[Extracted records]
>> start
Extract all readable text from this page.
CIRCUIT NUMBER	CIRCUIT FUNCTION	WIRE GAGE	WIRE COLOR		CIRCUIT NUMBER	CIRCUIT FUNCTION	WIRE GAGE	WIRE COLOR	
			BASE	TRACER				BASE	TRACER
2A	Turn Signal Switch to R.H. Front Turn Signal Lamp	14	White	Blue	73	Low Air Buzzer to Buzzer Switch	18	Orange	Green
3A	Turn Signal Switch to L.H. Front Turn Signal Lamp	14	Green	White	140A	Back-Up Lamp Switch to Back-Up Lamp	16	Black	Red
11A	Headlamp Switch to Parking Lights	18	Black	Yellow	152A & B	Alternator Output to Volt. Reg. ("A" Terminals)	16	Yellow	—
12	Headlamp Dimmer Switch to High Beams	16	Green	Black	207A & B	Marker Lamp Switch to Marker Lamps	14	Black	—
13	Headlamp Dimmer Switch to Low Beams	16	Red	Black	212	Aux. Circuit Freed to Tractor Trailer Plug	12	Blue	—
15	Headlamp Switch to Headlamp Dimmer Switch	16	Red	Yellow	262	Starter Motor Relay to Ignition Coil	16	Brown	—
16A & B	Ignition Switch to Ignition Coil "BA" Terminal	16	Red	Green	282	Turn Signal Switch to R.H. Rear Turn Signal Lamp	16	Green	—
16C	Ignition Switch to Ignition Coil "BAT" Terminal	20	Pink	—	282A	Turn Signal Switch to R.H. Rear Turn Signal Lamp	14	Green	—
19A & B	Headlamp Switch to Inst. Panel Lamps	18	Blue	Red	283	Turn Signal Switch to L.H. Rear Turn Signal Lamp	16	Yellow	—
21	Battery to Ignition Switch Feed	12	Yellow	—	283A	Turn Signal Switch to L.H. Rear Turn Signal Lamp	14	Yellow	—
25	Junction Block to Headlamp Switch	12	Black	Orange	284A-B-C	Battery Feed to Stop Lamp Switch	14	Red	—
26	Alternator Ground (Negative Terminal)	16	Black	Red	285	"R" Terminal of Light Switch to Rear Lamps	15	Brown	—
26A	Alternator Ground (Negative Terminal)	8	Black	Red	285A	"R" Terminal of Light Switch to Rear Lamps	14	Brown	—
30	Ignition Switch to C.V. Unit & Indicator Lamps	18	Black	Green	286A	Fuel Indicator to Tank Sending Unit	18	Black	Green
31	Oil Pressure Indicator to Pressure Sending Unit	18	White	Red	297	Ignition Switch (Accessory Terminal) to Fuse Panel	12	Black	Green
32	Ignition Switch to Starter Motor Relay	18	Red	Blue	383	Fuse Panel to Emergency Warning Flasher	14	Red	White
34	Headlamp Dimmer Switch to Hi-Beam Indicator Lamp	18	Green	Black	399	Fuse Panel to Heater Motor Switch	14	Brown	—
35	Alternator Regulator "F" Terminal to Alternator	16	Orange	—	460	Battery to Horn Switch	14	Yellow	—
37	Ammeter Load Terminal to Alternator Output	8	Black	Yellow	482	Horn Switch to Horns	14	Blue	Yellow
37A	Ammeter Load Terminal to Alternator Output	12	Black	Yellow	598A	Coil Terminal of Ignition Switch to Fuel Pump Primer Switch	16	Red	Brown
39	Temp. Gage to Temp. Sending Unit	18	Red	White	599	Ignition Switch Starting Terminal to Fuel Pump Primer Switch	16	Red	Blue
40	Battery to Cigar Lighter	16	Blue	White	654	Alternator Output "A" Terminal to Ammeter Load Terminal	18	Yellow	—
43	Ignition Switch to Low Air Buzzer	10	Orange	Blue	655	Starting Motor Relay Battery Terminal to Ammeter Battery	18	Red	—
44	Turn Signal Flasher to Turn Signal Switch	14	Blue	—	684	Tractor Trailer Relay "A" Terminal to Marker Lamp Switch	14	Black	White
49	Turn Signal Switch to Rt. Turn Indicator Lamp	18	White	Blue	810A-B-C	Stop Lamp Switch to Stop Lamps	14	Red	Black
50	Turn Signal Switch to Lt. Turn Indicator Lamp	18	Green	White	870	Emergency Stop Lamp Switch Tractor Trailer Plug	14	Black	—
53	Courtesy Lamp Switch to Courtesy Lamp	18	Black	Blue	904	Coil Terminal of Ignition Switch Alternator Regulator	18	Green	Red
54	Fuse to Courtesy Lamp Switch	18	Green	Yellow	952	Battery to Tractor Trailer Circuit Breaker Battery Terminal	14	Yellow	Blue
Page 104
>> end
### AIM OF THE EXERCISE
Extract all lines that hold the word "Green".

### RESULT OF THE EXERCISE
2A	Turn Signal Switch to R.H. Front Turn Signal Lamp	14	White	Blue	73	Low Air Buzzer to Buzzer Switch	18	Orange	Green
3A	Turn Signal Switch to L.H. Front Turn Signal Lamp	14	Green	White	140A	Back-Up Lamp Switch to Back-Up Lamp	16	Black	Red
12	Headlamp Dimmer Switch to High Beams	16	Green	Black	207A & B	Marker Lamp Switch to Marker Lamps	14	Black	—
16A & B	Ignition Switch to Ignition Coil "BA" Terminal	16	Red	Green	282	Turn Signal Switch to R.H. Rear Turn Signal Lamp	16	Green	—
16C	Ignition Switch to Ignition Coil "BAT" Terminal	20	Pink	—	282A	Turn Signal Switch to R.H. Rear Turn Signal Lamp	14	Green	—
30	Ignition Switch to C.V. Unit & Indicator Lamps	18	Black	Green	286A	Fuel Indicator to Tank Sending Unit	18	Black	Green
31	Oil Pressure Indicator to Pressure Sending Unit	18	White	Red	297	Ignition Switch (Accessory Terminal) to Fuse Panel	12	Black	Green
34	Headlamp Dimmer Switch to Hi-Beam Indicator Lamp	18	Green	Black	399	Fuse Panel to Heater Motor Switch	14	Brown	—
50	Turn Signal Switch to Lt. Turn Indicator Lamp	18	Green	White	870	Emergency Stop Lamp Switch Tractor Trailer Plug	14	Black	—
53	Courtesy Lamp Switch to Courtesy Lamp	18	Black	Blue	904	Coil Terminal of Ignition Switch Alternator Regulator	18	Green	Red
54	Fuse to Courtesy Lamp Switch	18	Green	Yellow	952	Battery to Tractor Trailer Circuit Breaker Battery Terminal	14	Yellow	Blue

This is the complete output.